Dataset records
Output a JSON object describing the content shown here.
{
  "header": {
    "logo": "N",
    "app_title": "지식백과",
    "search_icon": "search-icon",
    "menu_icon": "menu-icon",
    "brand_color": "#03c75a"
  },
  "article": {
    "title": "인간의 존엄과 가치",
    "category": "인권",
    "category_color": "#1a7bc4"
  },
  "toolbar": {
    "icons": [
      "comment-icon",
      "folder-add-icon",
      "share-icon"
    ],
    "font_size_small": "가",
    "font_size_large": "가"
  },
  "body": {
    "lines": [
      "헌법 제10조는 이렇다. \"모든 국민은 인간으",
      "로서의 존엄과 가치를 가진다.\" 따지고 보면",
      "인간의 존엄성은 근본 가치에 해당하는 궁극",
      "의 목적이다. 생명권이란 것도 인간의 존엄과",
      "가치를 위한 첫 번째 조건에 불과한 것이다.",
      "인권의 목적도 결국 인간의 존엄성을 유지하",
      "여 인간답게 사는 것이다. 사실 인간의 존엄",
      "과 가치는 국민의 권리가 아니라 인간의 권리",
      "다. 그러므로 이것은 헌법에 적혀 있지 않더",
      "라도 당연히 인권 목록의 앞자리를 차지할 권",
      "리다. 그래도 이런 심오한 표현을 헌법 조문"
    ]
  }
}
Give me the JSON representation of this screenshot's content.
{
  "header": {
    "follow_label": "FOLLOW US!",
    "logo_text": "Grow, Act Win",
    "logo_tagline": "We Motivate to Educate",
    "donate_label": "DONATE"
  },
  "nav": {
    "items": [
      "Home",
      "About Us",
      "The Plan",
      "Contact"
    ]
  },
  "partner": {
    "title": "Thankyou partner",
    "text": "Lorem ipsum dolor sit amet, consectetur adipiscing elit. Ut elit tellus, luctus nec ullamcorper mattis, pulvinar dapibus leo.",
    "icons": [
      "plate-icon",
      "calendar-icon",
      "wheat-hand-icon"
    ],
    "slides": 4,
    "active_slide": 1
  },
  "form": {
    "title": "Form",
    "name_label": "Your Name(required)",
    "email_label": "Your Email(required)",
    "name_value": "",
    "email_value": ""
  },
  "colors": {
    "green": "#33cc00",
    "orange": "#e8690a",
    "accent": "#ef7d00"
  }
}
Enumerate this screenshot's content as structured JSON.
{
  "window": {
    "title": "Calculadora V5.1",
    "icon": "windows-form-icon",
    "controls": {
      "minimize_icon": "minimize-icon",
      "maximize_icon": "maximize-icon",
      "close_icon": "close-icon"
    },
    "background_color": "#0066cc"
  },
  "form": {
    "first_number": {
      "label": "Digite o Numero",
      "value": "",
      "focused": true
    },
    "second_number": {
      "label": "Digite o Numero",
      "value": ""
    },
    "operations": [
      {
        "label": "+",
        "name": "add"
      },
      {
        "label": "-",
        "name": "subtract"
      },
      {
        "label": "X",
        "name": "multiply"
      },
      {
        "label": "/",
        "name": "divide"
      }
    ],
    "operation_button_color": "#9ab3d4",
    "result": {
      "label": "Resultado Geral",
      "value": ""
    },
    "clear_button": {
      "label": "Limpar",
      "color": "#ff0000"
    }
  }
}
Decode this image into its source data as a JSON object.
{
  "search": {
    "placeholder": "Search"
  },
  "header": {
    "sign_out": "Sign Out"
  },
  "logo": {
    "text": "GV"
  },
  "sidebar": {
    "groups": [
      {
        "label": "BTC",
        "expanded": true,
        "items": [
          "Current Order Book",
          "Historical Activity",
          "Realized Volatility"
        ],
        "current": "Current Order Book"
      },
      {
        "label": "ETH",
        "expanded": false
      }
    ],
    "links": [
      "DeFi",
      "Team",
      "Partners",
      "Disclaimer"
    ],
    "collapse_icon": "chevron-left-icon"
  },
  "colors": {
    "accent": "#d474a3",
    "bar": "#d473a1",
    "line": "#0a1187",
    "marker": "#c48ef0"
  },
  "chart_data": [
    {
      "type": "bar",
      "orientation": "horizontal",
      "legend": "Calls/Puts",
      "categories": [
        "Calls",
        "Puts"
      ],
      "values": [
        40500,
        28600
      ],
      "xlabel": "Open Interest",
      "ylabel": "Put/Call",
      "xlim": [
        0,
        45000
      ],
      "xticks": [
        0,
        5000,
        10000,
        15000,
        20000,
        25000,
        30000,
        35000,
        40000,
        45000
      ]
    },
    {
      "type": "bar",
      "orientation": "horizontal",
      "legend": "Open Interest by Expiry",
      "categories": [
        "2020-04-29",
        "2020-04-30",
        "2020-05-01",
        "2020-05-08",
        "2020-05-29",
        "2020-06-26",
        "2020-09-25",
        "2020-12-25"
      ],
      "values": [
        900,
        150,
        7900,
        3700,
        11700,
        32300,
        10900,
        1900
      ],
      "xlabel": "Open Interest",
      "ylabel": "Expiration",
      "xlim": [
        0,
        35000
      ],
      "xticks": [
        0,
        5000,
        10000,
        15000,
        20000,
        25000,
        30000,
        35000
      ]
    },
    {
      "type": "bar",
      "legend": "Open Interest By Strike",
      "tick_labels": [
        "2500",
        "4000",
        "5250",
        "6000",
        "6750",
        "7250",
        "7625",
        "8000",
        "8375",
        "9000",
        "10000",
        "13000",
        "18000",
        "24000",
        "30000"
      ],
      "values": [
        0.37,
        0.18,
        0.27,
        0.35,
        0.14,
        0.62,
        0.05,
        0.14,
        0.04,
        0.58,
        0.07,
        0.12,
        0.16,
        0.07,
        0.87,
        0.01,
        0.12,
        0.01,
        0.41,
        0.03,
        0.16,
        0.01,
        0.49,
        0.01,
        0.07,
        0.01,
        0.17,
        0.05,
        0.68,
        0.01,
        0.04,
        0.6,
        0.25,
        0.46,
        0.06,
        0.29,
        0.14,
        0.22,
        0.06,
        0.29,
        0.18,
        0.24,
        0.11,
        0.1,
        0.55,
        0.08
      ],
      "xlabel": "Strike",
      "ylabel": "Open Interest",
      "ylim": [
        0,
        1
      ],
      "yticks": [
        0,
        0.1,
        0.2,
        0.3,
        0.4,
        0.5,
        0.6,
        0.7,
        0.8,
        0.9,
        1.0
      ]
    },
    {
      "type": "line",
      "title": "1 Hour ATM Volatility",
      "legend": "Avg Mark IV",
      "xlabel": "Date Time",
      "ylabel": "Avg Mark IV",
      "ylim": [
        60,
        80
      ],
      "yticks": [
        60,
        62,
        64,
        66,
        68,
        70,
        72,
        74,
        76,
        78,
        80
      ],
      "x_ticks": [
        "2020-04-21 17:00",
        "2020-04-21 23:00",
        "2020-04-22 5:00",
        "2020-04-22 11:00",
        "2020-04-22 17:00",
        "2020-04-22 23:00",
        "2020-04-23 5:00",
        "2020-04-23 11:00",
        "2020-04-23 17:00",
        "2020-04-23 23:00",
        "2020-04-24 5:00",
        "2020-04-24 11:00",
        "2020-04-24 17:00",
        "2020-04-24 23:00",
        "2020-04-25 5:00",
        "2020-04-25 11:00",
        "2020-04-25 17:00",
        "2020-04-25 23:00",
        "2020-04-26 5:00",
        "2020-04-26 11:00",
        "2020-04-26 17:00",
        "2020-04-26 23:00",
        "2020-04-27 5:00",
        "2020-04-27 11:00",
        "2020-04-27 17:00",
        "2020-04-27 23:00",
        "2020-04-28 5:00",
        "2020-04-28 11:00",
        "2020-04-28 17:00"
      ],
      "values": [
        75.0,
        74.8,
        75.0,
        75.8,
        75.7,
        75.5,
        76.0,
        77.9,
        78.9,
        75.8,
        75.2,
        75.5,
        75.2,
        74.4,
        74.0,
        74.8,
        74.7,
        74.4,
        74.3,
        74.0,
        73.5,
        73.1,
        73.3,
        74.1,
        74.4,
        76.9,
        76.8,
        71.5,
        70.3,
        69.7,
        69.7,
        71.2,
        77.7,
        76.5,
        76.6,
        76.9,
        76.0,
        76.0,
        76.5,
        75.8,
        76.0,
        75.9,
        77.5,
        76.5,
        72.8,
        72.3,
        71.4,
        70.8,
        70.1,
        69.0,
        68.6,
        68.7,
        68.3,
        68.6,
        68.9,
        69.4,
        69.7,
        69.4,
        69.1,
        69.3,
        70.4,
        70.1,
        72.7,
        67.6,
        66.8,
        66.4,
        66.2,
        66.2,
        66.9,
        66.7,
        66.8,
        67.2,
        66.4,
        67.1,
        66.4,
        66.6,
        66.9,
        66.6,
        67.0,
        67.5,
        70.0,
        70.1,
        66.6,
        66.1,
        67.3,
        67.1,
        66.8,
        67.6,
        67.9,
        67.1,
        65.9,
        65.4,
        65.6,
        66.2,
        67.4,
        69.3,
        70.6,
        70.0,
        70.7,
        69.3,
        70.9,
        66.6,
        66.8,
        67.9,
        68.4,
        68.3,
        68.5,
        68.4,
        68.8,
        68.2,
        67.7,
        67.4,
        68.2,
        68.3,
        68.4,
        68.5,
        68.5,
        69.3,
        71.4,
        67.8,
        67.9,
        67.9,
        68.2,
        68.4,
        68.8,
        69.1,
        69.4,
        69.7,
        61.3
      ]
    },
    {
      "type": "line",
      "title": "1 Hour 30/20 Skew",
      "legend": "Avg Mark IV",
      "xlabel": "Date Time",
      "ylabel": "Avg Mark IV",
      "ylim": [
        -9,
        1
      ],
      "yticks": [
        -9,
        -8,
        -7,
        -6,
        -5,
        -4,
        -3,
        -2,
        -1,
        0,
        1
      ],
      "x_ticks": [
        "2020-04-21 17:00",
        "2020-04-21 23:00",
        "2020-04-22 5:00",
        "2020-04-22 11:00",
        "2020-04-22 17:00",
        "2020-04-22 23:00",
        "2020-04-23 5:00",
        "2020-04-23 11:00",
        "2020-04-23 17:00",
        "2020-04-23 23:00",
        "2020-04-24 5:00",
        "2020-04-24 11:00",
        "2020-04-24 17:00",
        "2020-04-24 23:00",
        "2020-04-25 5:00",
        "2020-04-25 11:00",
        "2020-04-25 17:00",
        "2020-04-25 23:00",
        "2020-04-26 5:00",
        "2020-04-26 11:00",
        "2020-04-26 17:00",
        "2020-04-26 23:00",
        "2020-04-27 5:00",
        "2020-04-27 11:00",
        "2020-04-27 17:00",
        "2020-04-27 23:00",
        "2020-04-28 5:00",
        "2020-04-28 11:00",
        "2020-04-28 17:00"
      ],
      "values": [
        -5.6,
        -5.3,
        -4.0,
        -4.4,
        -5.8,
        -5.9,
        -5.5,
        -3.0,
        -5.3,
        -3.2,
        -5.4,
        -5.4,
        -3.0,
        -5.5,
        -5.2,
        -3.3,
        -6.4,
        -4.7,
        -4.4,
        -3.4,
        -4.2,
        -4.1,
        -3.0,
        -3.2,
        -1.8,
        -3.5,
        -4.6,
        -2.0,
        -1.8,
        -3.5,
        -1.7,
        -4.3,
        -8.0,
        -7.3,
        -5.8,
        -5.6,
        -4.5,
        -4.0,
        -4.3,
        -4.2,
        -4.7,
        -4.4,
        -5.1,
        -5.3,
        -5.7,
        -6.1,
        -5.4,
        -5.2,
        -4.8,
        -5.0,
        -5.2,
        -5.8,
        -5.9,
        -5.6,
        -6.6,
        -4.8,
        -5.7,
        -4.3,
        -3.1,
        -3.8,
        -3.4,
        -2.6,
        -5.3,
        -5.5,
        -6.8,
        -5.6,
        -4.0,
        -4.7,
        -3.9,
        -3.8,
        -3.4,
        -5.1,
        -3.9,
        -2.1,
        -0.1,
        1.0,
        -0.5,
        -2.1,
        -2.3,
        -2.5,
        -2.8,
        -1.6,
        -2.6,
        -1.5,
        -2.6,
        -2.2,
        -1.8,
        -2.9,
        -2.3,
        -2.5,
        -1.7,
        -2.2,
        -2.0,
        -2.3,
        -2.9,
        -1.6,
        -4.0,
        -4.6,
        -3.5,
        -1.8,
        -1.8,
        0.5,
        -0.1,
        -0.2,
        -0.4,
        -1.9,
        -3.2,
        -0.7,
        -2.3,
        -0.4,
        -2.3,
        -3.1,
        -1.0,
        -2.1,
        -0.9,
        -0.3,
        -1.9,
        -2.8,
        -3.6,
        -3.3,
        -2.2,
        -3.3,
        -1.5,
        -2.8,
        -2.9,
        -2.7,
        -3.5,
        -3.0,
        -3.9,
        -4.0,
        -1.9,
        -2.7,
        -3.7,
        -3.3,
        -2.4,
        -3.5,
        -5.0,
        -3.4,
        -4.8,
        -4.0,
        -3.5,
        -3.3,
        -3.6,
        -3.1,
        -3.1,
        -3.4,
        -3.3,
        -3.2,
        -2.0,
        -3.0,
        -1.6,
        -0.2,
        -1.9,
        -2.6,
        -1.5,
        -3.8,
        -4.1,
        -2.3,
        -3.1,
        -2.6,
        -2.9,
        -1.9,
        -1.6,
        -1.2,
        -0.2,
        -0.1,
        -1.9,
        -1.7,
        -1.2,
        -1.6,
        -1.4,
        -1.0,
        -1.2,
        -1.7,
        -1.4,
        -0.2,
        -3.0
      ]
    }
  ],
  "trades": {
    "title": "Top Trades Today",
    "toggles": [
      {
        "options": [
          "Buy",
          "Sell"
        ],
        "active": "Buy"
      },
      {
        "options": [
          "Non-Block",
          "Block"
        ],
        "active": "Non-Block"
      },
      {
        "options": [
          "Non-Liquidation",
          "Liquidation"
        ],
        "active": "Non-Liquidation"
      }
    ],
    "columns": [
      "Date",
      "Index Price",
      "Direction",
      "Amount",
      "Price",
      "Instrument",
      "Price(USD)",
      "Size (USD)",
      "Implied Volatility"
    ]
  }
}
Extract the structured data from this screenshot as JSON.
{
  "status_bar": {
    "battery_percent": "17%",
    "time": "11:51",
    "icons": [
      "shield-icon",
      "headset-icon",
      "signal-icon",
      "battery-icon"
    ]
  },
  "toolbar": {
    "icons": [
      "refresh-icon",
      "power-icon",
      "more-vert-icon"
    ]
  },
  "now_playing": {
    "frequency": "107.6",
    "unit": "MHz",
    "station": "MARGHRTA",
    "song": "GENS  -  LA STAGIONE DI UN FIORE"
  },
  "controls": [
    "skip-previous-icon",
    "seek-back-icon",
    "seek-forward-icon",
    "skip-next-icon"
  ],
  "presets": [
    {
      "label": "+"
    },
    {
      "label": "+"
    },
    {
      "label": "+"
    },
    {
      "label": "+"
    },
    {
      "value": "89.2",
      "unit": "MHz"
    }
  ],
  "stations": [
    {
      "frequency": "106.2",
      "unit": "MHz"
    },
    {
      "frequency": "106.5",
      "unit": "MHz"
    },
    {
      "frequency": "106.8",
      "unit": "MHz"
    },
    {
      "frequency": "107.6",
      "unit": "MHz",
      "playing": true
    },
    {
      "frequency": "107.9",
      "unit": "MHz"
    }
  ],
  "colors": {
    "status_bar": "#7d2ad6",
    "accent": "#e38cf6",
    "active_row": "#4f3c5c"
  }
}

## [EXERCISE PROMPT]
Filter the entries down to the lines with the word "accent" in them.

## [RESULT BELOW]
    "accent": "#ef7d00"
    "accent": "#d474a3",
    "accent": "#e38cf6",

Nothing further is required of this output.